◆ WHAT IS EXPECTED
Check each line of the records below for the word "TwonkyServer" and copy those where it appears.

(Dataset records)
-- -- --
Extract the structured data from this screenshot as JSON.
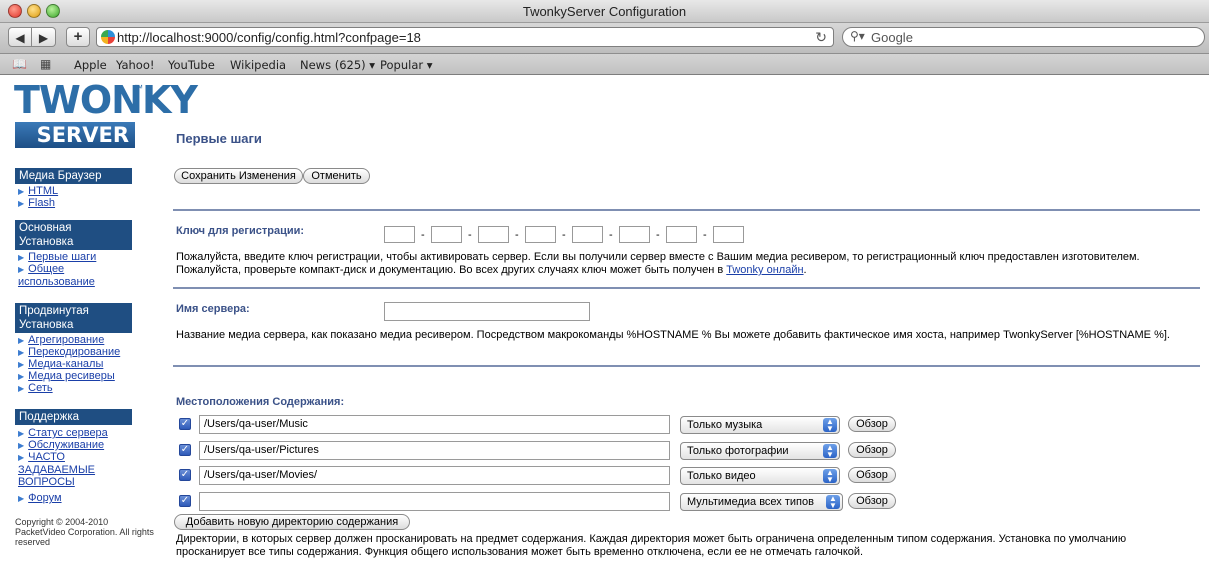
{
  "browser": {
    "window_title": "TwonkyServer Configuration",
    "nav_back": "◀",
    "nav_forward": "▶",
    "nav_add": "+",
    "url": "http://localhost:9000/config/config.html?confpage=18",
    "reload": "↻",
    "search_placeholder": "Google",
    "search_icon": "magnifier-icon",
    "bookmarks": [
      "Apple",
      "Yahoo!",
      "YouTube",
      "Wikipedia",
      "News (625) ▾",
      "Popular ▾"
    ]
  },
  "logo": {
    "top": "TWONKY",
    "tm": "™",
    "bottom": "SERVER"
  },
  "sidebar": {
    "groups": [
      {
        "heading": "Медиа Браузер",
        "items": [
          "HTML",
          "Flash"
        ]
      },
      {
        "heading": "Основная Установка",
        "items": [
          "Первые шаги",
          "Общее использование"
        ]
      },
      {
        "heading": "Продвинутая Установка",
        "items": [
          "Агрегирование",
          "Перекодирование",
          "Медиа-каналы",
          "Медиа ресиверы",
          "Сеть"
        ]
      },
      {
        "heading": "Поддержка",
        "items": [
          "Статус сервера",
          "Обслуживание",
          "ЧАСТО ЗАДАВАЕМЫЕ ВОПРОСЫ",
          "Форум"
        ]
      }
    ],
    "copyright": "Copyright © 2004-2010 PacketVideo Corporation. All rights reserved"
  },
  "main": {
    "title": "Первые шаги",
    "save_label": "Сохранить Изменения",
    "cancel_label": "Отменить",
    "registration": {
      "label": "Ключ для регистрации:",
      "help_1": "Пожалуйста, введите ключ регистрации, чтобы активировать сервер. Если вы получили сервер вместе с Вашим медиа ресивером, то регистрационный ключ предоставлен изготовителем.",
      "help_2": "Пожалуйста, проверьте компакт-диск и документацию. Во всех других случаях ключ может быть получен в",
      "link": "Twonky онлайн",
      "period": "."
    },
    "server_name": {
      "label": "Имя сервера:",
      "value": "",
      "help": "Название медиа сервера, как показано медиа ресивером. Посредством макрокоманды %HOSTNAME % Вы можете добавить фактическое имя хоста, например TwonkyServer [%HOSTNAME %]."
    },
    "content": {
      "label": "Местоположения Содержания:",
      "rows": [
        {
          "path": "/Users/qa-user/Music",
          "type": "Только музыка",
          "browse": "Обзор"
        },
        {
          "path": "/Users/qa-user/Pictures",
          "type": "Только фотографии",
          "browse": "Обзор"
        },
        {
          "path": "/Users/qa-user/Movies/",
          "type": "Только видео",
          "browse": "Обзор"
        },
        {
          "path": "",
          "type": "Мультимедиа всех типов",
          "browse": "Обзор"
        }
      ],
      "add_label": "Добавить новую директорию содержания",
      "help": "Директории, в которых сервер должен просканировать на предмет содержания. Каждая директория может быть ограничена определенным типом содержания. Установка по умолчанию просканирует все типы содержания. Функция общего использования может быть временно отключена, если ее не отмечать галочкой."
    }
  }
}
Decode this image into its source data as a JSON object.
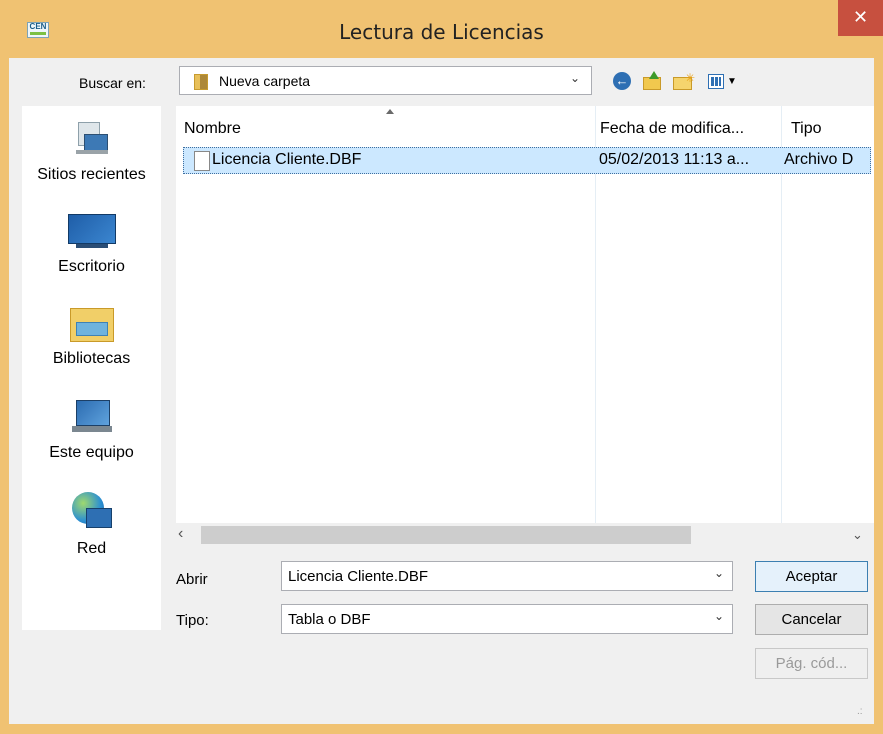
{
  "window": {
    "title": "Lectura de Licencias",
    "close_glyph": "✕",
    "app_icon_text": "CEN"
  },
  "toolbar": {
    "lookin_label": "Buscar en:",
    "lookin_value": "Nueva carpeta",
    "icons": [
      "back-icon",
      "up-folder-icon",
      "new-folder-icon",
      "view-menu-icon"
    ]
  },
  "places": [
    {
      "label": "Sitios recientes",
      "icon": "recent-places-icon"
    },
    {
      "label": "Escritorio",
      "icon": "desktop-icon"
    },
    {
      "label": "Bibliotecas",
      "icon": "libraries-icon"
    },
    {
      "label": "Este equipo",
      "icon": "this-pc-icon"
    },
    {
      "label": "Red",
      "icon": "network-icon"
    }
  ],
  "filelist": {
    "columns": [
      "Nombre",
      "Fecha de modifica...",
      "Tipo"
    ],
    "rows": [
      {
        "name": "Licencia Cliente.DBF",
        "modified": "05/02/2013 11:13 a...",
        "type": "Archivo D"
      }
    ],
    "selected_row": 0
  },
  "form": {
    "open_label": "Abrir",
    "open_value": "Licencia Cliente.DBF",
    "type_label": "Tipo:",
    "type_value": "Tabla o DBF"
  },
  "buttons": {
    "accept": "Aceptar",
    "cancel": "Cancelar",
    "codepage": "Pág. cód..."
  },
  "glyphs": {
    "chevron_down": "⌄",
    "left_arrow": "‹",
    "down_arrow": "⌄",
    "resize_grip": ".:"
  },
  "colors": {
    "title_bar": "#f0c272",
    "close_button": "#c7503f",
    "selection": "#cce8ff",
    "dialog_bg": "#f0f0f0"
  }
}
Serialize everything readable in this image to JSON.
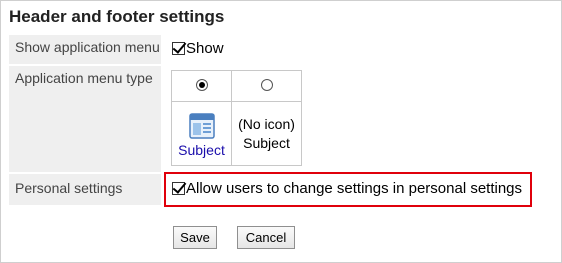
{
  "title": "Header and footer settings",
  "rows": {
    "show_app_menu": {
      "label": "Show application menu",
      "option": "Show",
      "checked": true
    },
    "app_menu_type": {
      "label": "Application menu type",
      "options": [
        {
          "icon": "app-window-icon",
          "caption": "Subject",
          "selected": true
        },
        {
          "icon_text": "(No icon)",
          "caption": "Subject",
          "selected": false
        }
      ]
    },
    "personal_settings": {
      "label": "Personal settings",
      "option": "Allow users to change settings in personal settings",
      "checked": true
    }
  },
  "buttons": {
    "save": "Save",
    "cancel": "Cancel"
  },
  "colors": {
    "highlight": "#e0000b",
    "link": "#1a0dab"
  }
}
-- -- --
◆ RESULT
    "window_title": "TwonkyServer Configuration",
      "help": "Название медиа сервера, как показано медиа ресивером. Посредством макрокоманды %HOSTNAME % Вы можете добавить фактическое имя хоста, например TwonkyServer [%HOSTNAME %]."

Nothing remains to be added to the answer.